**Short problem**
Find the lines that hold the word "befinden" and return them.

(Saved data entries)
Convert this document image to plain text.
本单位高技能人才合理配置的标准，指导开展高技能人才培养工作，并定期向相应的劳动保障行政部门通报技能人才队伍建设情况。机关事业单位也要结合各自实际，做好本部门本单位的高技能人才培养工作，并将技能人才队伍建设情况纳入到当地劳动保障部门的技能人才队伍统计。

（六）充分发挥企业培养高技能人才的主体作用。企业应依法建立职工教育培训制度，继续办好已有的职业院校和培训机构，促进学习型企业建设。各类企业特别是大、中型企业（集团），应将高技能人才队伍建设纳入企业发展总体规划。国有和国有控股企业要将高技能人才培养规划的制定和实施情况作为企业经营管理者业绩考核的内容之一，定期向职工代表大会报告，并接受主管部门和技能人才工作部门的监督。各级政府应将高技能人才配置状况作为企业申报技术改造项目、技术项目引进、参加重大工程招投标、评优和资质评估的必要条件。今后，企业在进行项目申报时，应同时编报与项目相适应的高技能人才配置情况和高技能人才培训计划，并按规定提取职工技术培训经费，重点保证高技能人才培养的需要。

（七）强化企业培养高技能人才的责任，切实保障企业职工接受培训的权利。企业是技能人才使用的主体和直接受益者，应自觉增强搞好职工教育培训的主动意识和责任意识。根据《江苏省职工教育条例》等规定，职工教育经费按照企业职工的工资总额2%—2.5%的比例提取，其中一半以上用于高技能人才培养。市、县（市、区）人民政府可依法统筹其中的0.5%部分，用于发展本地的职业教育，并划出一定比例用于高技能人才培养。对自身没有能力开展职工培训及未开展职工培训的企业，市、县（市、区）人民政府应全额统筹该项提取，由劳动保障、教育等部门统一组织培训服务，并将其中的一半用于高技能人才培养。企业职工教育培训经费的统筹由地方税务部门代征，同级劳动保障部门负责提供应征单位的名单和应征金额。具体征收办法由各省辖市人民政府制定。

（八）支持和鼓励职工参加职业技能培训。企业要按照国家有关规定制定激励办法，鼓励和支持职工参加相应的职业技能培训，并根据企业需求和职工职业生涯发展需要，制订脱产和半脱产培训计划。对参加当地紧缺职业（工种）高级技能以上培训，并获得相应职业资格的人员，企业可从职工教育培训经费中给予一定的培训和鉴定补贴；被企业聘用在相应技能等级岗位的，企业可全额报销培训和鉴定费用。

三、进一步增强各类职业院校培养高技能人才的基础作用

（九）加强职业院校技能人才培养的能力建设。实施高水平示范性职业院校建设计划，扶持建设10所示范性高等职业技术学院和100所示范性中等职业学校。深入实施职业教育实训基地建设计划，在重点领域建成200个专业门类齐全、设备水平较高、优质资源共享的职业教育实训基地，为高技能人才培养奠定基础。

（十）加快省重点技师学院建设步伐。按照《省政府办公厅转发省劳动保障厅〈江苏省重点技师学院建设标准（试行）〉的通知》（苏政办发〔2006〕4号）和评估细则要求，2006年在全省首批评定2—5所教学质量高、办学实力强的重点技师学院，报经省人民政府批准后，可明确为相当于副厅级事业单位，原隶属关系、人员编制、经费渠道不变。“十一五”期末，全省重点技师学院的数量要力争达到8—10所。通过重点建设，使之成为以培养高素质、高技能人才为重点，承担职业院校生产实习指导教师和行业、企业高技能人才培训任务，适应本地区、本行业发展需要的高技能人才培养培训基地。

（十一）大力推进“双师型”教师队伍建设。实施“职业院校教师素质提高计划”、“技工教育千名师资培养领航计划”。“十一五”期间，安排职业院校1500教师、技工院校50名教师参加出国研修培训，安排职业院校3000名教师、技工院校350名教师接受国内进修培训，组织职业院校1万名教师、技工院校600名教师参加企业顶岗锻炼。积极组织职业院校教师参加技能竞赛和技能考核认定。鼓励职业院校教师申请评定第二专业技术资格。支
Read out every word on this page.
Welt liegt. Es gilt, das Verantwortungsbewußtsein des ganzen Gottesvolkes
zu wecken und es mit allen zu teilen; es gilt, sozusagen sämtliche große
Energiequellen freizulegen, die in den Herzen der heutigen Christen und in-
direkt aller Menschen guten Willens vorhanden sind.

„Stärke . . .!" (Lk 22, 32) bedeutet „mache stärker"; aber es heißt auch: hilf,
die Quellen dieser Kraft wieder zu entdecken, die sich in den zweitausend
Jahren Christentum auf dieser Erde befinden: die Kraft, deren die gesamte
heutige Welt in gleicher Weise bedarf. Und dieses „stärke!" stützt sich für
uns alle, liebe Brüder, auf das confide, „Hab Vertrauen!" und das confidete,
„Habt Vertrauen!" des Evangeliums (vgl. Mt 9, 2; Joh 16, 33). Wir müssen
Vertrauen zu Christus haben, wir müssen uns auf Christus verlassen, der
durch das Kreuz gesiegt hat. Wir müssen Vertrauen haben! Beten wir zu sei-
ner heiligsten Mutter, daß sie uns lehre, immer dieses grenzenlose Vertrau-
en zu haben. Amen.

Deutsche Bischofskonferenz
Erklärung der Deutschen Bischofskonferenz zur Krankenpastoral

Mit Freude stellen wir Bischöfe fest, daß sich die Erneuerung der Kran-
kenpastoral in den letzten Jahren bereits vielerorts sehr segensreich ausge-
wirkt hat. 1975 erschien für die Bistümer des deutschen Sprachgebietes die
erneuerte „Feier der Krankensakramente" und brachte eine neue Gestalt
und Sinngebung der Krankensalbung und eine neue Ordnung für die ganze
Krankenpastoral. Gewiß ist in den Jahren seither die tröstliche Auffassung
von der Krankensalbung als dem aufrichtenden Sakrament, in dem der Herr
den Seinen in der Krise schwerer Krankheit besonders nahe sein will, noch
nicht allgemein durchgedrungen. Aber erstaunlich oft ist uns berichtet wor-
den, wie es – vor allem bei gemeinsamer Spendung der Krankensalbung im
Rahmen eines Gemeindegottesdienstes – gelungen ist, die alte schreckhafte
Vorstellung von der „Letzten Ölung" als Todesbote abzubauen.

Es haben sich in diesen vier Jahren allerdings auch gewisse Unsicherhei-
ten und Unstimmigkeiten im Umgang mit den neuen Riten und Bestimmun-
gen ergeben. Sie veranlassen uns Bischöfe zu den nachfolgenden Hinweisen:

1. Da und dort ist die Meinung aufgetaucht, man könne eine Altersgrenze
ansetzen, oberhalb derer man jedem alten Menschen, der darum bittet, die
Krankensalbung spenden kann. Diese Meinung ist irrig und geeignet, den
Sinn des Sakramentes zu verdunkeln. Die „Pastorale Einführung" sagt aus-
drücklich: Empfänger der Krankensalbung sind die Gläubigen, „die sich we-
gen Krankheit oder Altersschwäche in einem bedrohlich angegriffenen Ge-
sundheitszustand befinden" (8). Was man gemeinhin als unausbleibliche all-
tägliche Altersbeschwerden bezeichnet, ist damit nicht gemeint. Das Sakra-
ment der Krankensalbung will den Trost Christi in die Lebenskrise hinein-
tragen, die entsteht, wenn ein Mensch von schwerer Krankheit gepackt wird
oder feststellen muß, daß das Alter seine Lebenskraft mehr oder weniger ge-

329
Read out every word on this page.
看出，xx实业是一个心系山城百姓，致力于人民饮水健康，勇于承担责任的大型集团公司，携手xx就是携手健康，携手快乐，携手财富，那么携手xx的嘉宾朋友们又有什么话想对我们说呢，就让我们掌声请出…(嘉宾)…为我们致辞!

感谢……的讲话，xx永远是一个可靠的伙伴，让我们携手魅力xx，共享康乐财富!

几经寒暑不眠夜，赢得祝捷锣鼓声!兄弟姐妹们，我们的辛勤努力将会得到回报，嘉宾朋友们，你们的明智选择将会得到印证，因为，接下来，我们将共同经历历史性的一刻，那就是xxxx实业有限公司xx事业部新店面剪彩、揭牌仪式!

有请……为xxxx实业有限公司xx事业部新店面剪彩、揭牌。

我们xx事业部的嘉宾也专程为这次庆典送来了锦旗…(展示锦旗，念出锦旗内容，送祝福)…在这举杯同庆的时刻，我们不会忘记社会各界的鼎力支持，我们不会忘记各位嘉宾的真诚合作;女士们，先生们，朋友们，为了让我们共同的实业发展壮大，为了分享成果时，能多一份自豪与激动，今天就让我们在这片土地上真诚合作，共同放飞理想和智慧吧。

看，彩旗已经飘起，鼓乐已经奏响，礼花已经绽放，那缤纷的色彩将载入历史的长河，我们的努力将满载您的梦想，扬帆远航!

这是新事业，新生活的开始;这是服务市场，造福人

**Response to the task**
Jahren Christentum auf dieser Erde befinden: die Kraft, deren die gesamte
sundheitszustand befinden" (8). Was man gemeinhin als unausbleibliche all-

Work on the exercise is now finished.